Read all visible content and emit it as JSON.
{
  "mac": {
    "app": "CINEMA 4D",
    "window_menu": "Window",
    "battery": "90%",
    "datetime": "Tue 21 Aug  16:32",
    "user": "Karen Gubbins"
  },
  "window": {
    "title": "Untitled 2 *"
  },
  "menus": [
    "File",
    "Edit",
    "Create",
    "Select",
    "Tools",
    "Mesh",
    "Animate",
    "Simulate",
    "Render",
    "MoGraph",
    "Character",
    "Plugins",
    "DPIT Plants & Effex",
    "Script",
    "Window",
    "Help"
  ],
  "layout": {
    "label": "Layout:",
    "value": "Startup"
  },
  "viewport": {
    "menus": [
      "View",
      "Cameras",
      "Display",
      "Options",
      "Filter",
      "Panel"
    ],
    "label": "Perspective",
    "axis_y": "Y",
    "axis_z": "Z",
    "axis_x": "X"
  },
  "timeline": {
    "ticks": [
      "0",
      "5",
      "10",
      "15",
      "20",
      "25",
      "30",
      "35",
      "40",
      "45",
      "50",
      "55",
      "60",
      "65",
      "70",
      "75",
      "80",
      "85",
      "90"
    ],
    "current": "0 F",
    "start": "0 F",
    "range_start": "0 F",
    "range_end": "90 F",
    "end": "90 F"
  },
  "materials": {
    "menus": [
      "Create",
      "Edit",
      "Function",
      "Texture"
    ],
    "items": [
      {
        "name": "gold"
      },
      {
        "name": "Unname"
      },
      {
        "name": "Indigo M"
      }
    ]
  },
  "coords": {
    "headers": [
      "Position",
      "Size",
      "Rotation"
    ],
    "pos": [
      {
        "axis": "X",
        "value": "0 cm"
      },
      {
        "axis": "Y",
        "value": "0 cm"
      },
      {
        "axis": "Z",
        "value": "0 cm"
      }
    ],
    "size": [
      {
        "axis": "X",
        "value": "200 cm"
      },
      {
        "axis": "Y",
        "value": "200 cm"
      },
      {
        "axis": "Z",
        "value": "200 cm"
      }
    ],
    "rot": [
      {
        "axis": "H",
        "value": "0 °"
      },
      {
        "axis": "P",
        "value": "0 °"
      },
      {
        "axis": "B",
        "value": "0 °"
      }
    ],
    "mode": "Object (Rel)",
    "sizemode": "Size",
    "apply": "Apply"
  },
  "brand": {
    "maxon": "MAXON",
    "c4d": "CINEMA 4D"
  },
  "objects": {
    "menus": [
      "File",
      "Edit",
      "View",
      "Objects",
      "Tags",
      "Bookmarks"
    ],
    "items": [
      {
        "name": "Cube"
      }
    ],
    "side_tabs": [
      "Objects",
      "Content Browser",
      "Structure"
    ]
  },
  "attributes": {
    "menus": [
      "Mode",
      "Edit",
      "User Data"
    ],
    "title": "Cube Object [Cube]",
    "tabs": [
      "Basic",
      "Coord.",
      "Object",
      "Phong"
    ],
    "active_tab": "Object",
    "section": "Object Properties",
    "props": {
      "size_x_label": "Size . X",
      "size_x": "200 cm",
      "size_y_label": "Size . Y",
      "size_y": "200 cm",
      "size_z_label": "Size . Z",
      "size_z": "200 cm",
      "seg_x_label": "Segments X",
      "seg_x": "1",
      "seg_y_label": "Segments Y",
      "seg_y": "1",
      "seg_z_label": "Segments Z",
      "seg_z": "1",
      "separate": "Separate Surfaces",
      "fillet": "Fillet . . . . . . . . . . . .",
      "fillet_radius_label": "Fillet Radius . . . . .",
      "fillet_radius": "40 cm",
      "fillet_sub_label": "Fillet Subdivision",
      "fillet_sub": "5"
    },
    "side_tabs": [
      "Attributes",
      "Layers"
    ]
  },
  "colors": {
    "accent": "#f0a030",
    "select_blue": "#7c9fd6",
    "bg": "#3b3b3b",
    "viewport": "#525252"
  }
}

**********

Goal: Reproduce every record, matching each line exactly.

Exercise answer:
Read all visible content and emit it as JSON.
{
  "mac": {
    "app": "CINEMA 4D",
    "window_menu": "Window",
    "battery": "90%",
    "datetime": "Tue 21 Aug  16:32",
    "user": "Karen Gubbins"
  },
  "window": {
    "title": "Untitled 2 *"
  },
  "menus": [
    "File",
    "Edit",
    "Create",
    "Select",
    "Tools",
    "Mesh",
    "Animate",
    "Simulate",
    "Render",
    "MoGraph",
    "Character",
    "Plugins",
    "DPIT Plants & Effex",
    "Script",
    "Window",
    "Help"
  ],
  "layout": {
    "label": "Layout:",
    "value": "Startup"
  },
  "viewport": {
    "menus": [
      "View",
      "Cameras",
      "Display",
      "Options",
      "Filter",
      "Panel"
    ],
    "label": "Perspective",
    "axis_y": "Y",
    "axis_z": "Z",
    "axis_x": "X"
  },
  "timeline": {
    "ticks": [
      "0",
      "5",
      "10",
      "15",
      "20",
      "25",
      "30",
      "35",
      "40",
      "45",
      "50",
      "55",
      "60",
      "65",
      "70",
      "75",
      "80",
      "85",
      "90"
    ],
    "current": "0 F",
    "start": "0 F",
    "range_start": "0 F",
    "range_end": "90 F",
    "end": "90 F"
  },
  "materials": {
    "menus": [
      "Create",
      "Edit",
      "Function",
      "Texture"
    ],
    "items": [
      {
        "name": "gold"
      },
      {
        "name": "Unname"
      },
      {
        "name": "Indigo M"
      }
    ]
  },
  "coords": {
    "headers": [
      "Position",
      "Size",
      "Rotation"
    ],
    "pos": [
      {
        "axis": "X",
        "value": "0 cm"
      },
      {
        "axis": "Y",
        "value": "0 cm"
      },
      {
        "axis": "Z",
        "value": "0 cm"
      }
    ],
    "size": [
      {
        "axis": "X",
        "value": "200 cm"
      },
      {
        "axis": "Y",
        "value": "200 cm"
      },
      {
        "axis": "Z",
        "value": "200 cm"
      }
    ],
    "rot": [
      {
        "axis": "H",
        "value": "0 °"
      },
      {
        "axis": "P",
        "value": "0 °"
      },
      {
        "axis": "B",
        "value": "0 °"
      }
    ],
    "mode": "Object (Rel)",
    "sizemode": "Size",
    "apply": "Apply"
  },
  "brand": {
    "maxon": "MAXON",
    "c4d": "CINEMA 4D"
  },
  "objects": {
    "menus": [
      "File",
      "Edit",
      "View",
      "Objects",
      "Tags",
      "Bookmarks"
    ],
    "items": [
      {
        "name": "Cube"
      }
    ],
    "side_tabs": [
      "Objects",
      "Content Browser",
      "Structure"
    ]
  },
  "attributes": {
    "menus": [
      "Mode",
      "Edit",
      "User Data"
    ],
    "title": "Cube Object [Cube]",
    "tabs": [
      "Basic",
      "Coord.",
      "Object",
      "Phong"
    ],
    "active_tab": "Object",
    "section": "Object Properties",
    "props": {
      "size_x_label": "Size . X",
      "size_x": "200 cm",
      "size_y_label": "Size . Y",
      "size_y": "200 cm",
      "size_z_label": "Size . Z",
      "size_z": "200 cm",
      "seg_x_label": "Segments X",
      "seg_x": "1",
      "seg_y_label": "Segments Y",
      "seg_y": "1",
      "seg_z_label": "Segments Z",
      "seg_z": "1",
      "separate": "Separate Surfaces",
      "fillet": "Fillet . . . . . . . . . . . .",
      "fillet_radius_label": "Fillet Radius . . . . .",
      "fillet_radius": "40 cm",
      "fillet_sub_label": "Fillet Subdivision",
      "fillet_sub": "5"
    },
    "side_tabs": [
      "Attributes",
      "Layers"
    ]
  },
  "colors": {
    "accent": "#f0a030",
    "select_blue": "#7c9fd6",
    "bg": "#3b3b3b",
    "viewport": "#525252"
  }
}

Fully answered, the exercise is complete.